PROVIDED MATERIAL>
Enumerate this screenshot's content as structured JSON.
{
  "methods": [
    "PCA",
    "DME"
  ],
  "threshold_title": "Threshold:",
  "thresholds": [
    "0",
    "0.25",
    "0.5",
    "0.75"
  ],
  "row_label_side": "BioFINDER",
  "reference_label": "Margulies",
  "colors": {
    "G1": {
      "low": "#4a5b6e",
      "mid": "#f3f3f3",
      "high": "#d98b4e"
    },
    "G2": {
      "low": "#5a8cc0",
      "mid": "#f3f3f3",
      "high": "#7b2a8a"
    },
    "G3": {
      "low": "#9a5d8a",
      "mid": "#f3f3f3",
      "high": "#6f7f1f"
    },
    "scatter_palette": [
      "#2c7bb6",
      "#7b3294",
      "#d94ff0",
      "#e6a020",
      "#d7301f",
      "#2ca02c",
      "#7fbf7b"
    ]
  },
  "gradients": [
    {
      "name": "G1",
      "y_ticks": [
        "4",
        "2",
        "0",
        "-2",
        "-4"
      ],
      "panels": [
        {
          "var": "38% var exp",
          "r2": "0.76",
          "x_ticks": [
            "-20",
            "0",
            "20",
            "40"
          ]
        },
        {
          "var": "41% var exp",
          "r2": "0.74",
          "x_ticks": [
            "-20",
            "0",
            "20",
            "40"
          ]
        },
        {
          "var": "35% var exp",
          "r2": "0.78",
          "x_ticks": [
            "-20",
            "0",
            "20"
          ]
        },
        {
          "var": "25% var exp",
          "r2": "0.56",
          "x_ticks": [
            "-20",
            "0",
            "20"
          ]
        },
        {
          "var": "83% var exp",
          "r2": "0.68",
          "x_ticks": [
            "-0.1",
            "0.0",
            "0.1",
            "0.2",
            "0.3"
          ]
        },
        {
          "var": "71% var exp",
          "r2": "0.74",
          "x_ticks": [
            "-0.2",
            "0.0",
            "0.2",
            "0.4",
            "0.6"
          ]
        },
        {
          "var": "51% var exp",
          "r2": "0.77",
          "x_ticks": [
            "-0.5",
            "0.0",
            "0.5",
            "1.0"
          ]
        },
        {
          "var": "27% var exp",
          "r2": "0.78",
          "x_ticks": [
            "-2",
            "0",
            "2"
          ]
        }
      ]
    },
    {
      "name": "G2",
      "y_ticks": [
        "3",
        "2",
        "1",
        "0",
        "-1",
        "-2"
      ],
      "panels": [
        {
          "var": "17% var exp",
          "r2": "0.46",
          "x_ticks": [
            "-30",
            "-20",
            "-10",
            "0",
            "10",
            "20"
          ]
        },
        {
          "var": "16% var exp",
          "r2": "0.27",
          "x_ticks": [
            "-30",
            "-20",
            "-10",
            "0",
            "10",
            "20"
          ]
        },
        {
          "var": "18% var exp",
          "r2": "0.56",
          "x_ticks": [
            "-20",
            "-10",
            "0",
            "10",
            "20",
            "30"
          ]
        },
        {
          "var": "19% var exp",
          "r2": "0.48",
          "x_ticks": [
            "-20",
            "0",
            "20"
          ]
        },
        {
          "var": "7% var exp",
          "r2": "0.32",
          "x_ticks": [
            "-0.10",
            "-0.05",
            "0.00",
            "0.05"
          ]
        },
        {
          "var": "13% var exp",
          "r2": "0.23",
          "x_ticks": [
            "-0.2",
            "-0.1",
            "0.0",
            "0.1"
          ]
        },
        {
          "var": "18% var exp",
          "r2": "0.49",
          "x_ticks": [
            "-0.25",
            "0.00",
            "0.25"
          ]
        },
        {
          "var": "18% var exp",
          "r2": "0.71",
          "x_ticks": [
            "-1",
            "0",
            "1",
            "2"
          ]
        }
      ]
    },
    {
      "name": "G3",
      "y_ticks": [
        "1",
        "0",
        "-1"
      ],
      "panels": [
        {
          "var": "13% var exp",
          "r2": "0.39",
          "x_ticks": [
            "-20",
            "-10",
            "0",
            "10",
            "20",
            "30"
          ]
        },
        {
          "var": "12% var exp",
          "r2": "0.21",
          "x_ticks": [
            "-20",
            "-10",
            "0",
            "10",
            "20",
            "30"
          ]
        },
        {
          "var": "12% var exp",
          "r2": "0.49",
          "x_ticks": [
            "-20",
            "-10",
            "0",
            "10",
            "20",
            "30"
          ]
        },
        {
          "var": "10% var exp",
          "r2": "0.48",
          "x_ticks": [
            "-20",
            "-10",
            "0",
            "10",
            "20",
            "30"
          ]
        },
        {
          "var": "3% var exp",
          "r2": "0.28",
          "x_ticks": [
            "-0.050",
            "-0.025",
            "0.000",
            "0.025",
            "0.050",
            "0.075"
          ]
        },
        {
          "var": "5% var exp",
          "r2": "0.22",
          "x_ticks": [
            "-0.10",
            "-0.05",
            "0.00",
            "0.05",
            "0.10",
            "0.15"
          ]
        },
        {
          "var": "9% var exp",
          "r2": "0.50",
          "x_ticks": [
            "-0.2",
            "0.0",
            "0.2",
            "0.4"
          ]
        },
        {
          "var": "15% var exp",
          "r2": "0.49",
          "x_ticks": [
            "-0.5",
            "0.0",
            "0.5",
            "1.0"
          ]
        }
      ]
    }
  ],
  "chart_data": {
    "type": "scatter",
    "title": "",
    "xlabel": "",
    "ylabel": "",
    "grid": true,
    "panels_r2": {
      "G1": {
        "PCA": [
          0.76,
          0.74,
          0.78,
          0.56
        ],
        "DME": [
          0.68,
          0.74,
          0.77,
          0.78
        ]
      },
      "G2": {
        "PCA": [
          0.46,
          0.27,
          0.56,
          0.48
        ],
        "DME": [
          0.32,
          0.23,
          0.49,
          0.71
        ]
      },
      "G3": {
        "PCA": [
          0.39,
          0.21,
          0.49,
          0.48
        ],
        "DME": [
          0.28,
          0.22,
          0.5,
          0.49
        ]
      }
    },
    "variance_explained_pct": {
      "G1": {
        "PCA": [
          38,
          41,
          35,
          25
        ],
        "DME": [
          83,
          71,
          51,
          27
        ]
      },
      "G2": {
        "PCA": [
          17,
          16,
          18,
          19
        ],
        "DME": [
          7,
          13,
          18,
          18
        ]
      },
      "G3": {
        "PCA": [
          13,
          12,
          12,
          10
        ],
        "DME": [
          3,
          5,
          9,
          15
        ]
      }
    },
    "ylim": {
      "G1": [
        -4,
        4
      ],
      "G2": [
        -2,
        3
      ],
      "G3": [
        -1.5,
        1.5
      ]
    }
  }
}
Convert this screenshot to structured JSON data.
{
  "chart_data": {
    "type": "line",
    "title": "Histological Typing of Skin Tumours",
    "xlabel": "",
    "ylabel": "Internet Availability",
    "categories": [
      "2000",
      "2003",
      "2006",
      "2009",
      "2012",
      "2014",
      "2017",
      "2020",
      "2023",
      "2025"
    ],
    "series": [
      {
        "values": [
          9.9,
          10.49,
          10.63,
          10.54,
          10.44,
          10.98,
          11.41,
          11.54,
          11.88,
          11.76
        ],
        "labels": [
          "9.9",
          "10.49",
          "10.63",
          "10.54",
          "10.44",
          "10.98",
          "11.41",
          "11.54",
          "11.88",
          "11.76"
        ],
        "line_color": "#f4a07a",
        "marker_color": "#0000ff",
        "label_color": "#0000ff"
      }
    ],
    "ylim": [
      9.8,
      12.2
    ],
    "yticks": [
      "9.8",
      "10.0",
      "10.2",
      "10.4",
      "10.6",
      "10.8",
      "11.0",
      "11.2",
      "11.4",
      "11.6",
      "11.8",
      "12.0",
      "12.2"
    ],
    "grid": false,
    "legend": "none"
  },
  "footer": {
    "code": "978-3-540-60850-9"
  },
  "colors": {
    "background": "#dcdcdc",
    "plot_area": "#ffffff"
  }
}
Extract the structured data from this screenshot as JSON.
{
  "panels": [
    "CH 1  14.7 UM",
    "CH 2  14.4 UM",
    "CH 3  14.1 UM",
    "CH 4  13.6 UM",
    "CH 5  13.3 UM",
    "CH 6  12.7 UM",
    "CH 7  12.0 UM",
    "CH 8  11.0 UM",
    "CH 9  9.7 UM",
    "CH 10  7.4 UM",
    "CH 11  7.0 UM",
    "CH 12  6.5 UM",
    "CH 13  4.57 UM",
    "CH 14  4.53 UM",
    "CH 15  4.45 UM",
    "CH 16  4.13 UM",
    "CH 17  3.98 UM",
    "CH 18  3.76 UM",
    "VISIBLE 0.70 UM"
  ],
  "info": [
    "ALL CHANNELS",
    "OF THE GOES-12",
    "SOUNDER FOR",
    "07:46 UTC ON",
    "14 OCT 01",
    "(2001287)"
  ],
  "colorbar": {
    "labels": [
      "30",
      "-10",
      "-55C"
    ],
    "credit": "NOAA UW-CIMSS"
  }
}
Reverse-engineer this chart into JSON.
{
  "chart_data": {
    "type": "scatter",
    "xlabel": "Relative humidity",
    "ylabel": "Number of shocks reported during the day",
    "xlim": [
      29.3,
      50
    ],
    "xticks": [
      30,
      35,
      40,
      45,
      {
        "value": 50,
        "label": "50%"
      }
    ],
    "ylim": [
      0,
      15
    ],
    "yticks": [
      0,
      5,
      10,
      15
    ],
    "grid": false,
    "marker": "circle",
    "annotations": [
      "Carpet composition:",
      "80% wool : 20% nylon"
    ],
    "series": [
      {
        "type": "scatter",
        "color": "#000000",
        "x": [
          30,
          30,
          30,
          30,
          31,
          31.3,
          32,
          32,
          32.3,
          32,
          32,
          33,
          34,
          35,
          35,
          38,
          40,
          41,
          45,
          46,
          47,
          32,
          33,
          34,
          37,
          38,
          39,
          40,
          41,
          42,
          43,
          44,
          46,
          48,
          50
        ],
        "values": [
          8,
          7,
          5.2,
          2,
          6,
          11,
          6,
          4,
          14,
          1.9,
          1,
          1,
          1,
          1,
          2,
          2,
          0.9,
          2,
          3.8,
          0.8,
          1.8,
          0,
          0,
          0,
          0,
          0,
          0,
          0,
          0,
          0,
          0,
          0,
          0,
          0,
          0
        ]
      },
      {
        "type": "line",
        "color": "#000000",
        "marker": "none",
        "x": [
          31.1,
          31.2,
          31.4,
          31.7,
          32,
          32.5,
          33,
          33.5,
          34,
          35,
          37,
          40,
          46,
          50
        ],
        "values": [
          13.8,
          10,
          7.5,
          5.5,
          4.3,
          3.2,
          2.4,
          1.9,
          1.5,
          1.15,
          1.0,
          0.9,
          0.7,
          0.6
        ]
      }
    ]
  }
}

TASK INSTRUCTIONS>
Gather from the data above every line with the string "screenshot".

RESULT OF THE EXERCISE>
Enumerate this screenshot's content as structured JSON.
Convert this screenshot to structured JSON data.
Extract the structured data from this screenshot as JSON.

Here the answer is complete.